Collected data
__________________________________________________
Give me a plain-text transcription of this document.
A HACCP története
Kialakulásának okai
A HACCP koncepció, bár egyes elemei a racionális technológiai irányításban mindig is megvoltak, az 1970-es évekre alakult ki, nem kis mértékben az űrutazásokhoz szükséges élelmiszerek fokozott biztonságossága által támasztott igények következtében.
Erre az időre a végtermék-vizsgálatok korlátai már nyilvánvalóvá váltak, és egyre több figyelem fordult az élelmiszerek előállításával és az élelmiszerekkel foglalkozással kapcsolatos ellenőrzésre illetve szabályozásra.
__________________________________________________
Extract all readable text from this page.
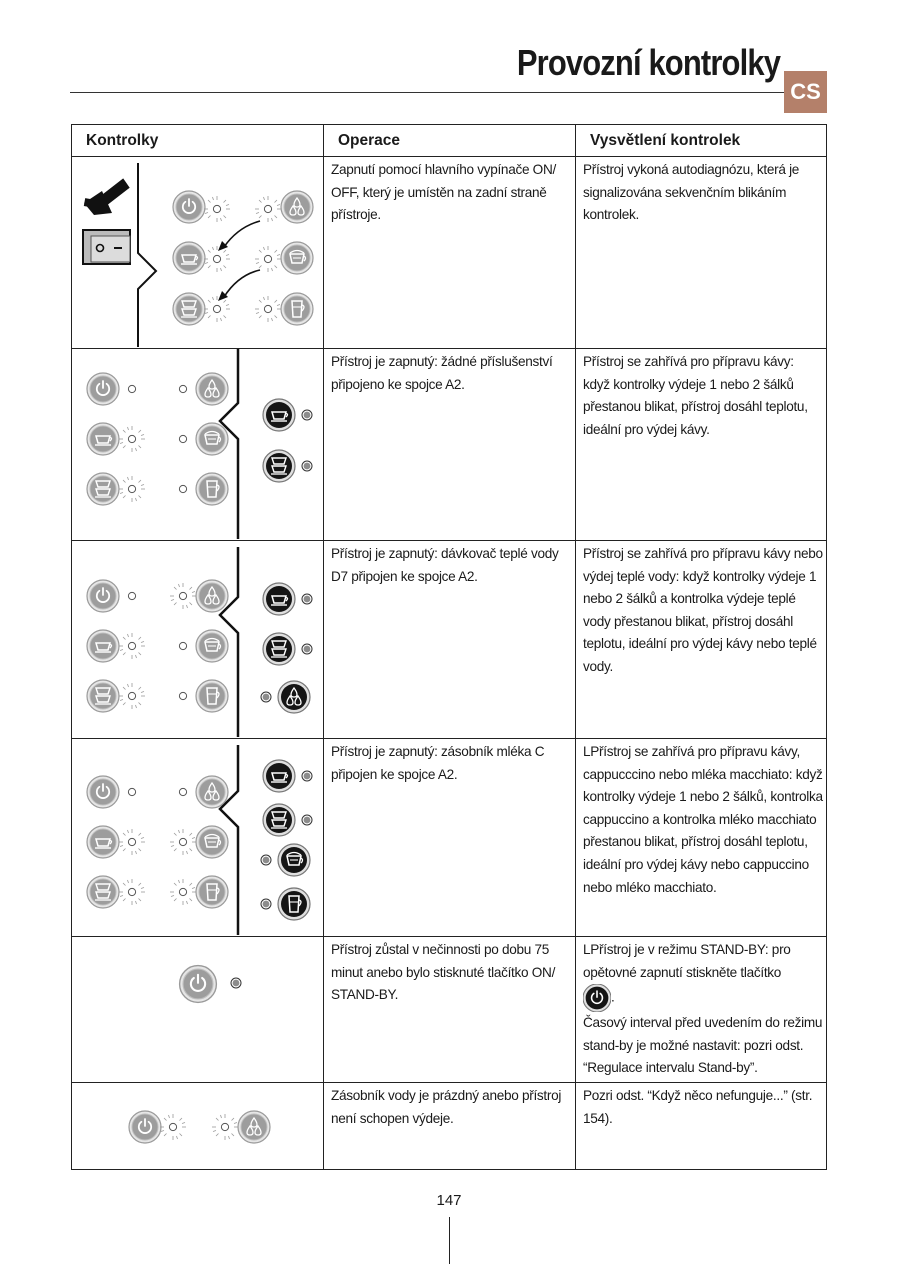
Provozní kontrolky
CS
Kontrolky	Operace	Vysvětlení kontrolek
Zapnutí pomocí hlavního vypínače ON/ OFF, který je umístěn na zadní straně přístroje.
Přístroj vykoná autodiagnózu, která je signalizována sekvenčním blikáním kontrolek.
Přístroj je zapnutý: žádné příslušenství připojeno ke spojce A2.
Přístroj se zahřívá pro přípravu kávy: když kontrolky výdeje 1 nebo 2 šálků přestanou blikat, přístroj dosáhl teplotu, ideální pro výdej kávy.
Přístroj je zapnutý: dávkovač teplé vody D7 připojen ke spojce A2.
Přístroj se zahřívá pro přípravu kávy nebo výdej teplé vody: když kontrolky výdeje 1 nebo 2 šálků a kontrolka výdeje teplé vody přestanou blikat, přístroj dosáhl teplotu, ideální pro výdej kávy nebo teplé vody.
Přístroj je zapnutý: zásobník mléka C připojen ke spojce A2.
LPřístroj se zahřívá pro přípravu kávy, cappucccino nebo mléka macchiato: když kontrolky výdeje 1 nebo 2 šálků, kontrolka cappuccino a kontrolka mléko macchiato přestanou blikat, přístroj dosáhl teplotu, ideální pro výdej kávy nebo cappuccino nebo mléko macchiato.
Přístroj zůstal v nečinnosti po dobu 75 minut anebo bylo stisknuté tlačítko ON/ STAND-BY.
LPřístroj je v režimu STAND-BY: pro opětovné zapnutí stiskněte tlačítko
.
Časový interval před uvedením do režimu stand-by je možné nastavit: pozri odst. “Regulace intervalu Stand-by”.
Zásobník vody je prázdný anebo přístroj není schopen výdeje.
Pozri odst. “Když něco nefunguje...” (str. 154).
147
__________________________________________________
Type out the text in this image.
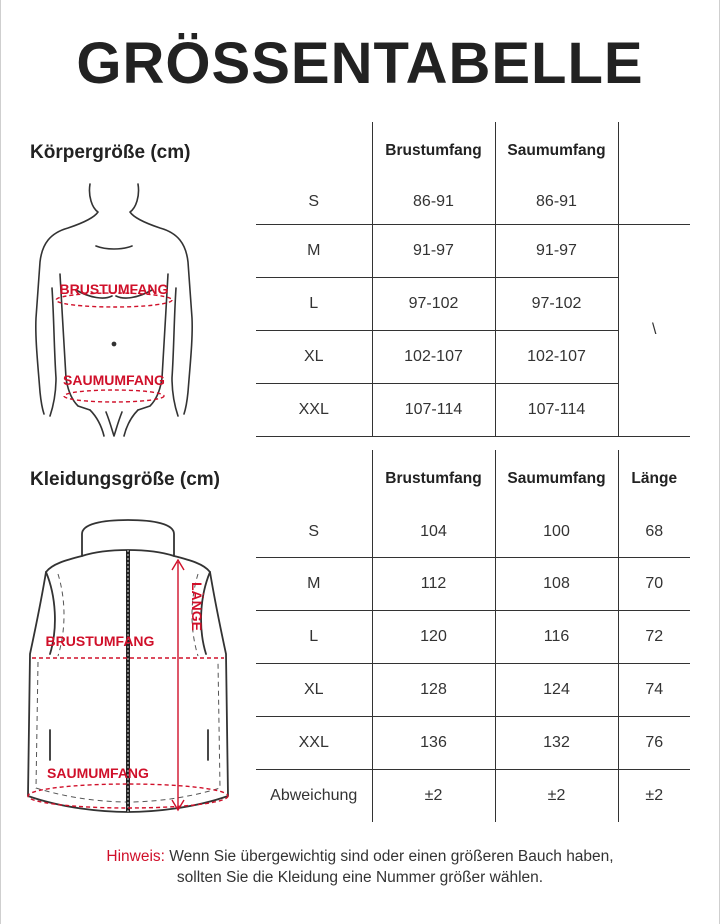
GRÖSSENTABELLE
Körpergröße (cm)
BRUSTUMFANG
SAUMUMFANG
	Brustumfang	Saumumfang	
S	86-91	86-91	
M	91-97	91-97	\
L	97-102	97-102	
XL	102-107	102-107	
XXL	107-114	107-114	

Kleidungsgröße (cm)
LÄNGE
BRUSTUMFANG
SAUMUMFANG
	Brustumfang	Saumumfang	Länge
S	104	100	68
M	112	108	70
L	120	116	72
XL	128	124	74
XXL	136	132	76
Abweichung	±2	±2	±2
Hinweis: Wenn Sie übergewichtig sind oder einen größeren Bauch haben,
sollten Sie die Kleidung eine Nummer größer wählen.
__________________________________________________
**INSTRUCTIONS TO FOLLOW**
For this exercise, gather every line of the data that contains the word "šálků".

**RESPONSE TO THIS TASK**
Přístroj se zahřívá pro přípravu kávy: když kontrolky výdeje 1 nebo 2 šálků přestanou blikat, přístroj dosáhl teplotu, ideální pro výdej kávy.
Přístroj se zahřívá pro přípravu kávy nebo výdej teplé vody: když kontrolky výdeje 1 nebo 2 šálků a kontrolka výdeje teplé vody přestanou blikat, přístroj dosáhl teplotu, ideální pro výdej kávy nebo teplé vody.
LPřístroj se zahřívá pro přípravu kávy, cappucccino nebo mléka macchiato: když kontrolky výdeje 1 nebo 2 šálků, kontrolka cappuccino a kontrolka mléko macchiato přestanou blikat, přístroj dosáhl teplotu, ideální pro výdej kávy nebo cappuccino nebo mléko macchiato.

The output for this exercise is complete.